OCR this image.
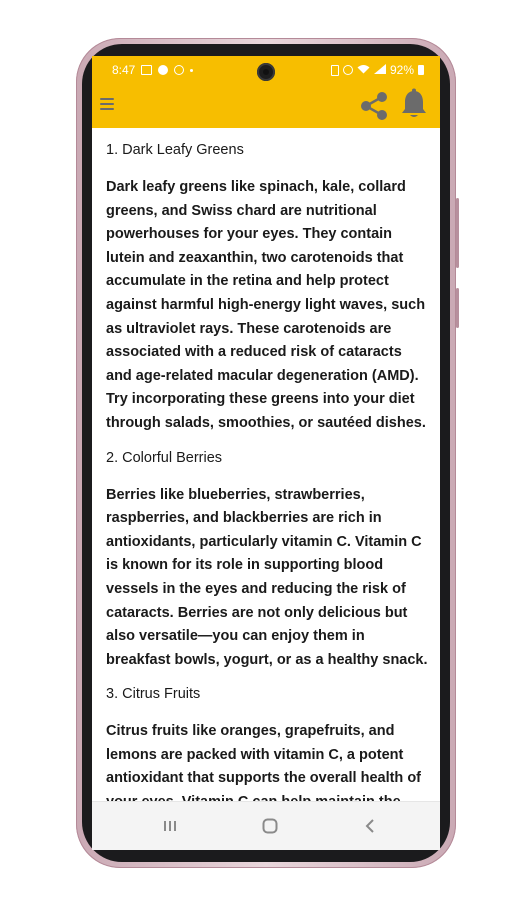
8:47	92%

1. Dark Leafy Greens

Dark leafy greens like spinach, kale, collard greens, and Swiss chard are nutritional powerhouses for your eyes. They contain lutein and zeaxanthin, two carotenoids that accumulate in the retina and help protect against harmful high-energy light waves, such as ultraviolet rays. These carotenoids are associated with a reduced risk of cataracts and age-related macular degeneration (AMD). Try incorporating these greens into your diet through salads, smoothies, or sautéed dishes.

2. Colorful Berries

Berries like blueberries, strawberries, raspberries, and blackberries are rich in antioxidants, particularly vitamin C. Vitamin C is known for its role in supporting blood vessels in the eyes and reducing the risk of cataracts. Berries are not only delicious but also versatile—you can enjoy them in breakfast bowls, yogurt, or as a healthy snack.

3. Citrus Fruits

Citrus fruits like oranges, grapefruits, and lemons are packed with vitamin C, a potent antioxidant that supports the overall health of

—————

Task brief -
Go over the entries above and say how many lines hold the string "Dark", with no other text.

Result below -
2